Written request:
Extract all of the entries and set them down verbatim.

Raw records:
━━━━━━━━━━━━━━━━
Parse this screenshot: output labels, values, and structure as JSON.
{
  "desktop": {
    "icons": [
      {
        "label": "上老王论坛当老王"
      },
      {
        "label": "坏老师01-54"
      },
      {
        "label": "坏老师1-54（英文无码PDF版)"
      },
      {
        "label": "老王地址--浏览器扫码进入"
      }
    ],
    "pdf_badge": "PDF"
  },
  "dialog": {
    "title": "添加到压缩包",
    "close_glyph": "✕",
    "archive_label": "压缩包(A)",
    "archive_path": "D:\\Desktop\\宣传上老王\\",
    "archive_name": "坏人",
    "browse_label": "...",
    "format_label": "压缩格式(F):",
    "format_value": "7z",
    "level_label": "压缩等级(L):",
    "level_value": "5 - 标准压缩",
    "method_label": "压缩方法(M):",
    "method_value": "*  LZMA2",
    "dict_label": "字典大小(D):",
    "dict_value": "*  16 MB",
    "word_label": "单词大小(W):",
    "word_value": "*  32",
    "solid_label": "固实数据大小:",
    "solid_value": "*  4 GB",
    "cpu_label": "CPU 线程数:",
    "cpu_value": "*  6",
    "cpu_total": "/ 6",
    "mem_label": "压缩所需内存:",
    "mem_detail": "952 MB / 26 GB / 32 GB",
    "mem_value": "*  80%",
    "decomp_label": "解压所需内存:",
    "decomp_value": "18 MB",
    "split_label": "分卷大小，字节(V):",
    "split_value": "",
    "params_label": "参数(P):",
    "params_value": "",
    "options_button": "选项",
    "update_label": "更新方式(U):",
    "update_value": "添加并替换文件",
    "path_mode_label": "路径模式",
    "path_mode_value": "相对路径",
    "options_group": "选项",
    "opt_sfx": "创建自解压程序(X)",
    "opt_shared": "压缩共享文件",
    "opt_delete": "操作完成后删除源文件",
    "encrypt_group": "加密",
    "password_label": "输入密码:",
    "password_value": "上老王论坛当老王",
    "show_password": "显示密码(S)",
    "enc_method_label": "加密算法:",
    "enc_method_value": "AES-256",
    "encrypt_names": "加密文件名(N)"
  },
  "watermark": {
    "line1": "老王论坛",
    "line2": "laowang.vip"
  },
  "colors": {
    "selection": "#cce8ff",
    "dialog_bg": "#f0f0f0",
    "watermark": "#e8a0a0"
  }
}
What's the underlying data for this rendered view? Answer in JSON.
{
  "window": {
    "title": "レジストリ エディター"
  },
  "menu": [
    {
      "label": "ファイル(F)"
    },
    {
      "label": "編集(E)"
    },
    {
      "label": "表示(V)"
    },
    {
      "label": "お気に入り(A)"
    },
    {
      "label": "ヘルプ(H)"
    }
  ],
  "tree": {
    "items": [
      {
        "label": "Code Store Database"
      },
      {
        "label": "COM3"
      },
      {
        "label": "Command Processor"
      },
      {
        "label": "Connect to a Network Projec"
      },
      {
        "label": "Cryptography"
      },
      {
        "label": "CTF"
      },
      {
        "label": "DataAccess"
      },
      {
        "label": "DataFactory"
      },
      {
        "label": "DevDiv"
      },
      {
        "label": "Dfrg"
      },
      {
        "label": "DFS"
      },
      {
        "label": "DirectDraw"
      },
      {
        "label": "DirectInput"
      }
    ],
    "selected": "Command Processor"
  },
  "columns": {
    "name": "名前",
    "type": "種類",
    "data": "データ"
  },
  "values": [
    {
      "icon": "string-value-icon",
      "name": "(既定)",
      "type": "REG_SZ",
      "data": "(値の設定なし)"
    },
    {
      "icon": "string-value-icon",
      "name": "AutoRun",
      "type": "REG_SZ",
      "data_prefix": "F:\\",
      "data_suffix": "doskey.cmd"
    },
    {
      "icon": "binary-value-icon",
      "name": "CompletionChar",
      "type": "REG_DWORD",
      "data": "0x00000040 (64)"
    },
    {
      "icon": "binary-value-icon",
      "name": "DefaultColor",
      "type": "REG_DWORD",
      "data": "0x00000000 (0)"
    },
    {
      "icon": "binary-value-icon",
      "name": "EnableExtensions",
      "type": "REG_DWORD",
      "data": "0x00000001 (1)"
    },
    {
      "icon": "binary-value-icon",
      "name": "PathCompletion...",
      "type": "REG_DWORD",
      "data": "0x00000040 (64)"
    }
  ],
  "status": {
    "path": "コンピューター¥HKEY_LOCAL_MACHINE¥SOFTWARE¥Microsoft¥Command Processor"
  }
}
━━━━━━━━━━━━━━━━
Output of the task:
Parse this screenshot: output labels, values, and structure as JSON.
{
  "desktop": {
    "icons": [
      {
        "label": "上老王论坛当老王"
      },
      {
        "label": "坏老师01-54"
      },
      {
        "label": "坏老师1-54（英文无码PDF版)"
      },
      {
        "label": "老王地址--浏览器扫码进入"
      }
    ],
    "pdf_badge": "PDF"
  },
  "dialog": {
    "title": "添加到压缩包",
    "close_glyph": "✕",
    "archive_label": "压缩包(A)",
    "archive_path": "D:\\Desktop\\宣传上老王\\",
    "archive_name": "坏人",
    "browse_label": "...",
    "format_label": "压缩格式(F):",
    "format_value": "7z",
    "level_label": "压缩等级(L):",
    "level_value": "5 - 标准压缩",
    "method_label": "压缩方法(M):",
    "method_value": "*  LZMA2",
    "dict_label": "字典大小(D):",
    "dict_value": "*  16 MB",
    "word_label": "单词大小(W):",
    "word_value": "*  32",
    "solid_label": "固实数据大小:",
    "solid_value": "*  4 GB",
    "cpu_label": "CPU 线程数:",
    "cpu_value": "*  6",
    "cpu_total": "/ 6",
    "mem_label": "压缩所需内存:",
    "mem_detail": "952 MB / 26 GB / 32 GB",
    "mem_value": "*  80%",
    "decomp_label": "解压所需内存:",
    "decomp_value": "18 MB",
    "split_label": "分卷大小，字节(V):",
    "split_value": "",
    "params_label": "参数(P):",
    "params_value": "",
    "options_button": "选项",
    "update_label": "更新方式(U):",
    "update_value": "添加并替换文件",
    "path_mode_label": "路径模式",
    "path_mode_value": "相对路径",
    "options_group": "选项",
    "opt_sfx": "创建自解压程序(X)",
    "opt_shared": "压缩共享文件",
    "opt_delete": "操作完成后删除源文件",
    "encrypt_group": "加密",
    "password_label": "输入密码:",
    "password_value": "上老王论坛当老王",
    "show_password": "显示密码(S)",
    "enc_method_label": "加密算法:",
    "enc_method_value": "AES-256",
    "encrypt_names": "加密文件名(N)"
  },
  "watermark": {
    "line1": "老王论坛",
    "line2": "laowang.vip"
  },
  "colors": {
    "selection": "#cce8ff",
    "dialog_bg": "#f0f0f0",
    "watermark": "#e8a0a0"
  }
}
What's the underlying data for this rendered view? Answer in JSON.
{
  "window": {
    "title": "レジストリ エディター"
  },
  "menu": [
    {
      "label": "ファイル(F)"
    },
    {
      "label": "編集(E)"
    },
    {
      "label": "表示(V)"
    },
    {
      "label": "お気に入り(A)"
    },
    {
      "label": "ヘルプ(H)"
    }
  ],
  "tree": {
    "items": [
      {
        "label": "Code Store Database"
      },
      {
        "label": "COM3"
      },
      {
        "label": "Command Processor"
      },
      {
        "label": "Connect to a Network Projec"
      },
      {
        "label": "Cryptography"
      },
      {
        "label": "CTF"
      },
      {
        "label": "DataAccess"
      },
      {
        "label": "DataFactory"
      },
      {
        "label": "DevDiv"
      },
      {
        "label": "Dfrg"
      },
      {
        "label": "DFS"
      },
      {
        "label": "DirectDraw"
      },
      {
        "label": "DirectInput"
      }
    ],
    "selected": "Command Processor"
  },
  "columns": {
    "name": "名前",
    "type": "種類",
    "data": "データ"
  },
  "values": [
    {
      "icon": "string-value-icon",
      "name": "(既定)",
      "type": "REG_SZ",
      "data": "(値の設定なし)"
    },
    {
      "icon": "string-value-icon",
      "name": "AutoRun",
      "type": "REG_SZ",
      "data_prefix": "F:\\",
      "data_suffix": "doskey.cmd"
    },
    {
      "icon": "binary-value-icon",
      "name": "CompletionChar",
      "type": "REG_DWORD",
      "data": "0x00000040 (64)"
    },
    {
      "icon": "binary-value-icon",
      "name": "DefaultColor",
      "type": "REG_DWORD",
      "data": "0x00000000 (0)"
    },
    {
      "icon": "binary-value-icon",
      "name": "EnableExtensions",
      "type": "REG_DWORD",
      "data": "0x00000001 (1)"
    },
    {
      "icon": "binary-value-icon",
      "name": "PathCompletion...",
      "type": "REG_DWORD",
      "data": "0x00000040 (64)"
    }
  ],
  "status": {
    "path": "コンピューター¥HKEY_LOCAL_MACHINE¥SOFTWARE¥Microsoft¥Command Processor"
  }
}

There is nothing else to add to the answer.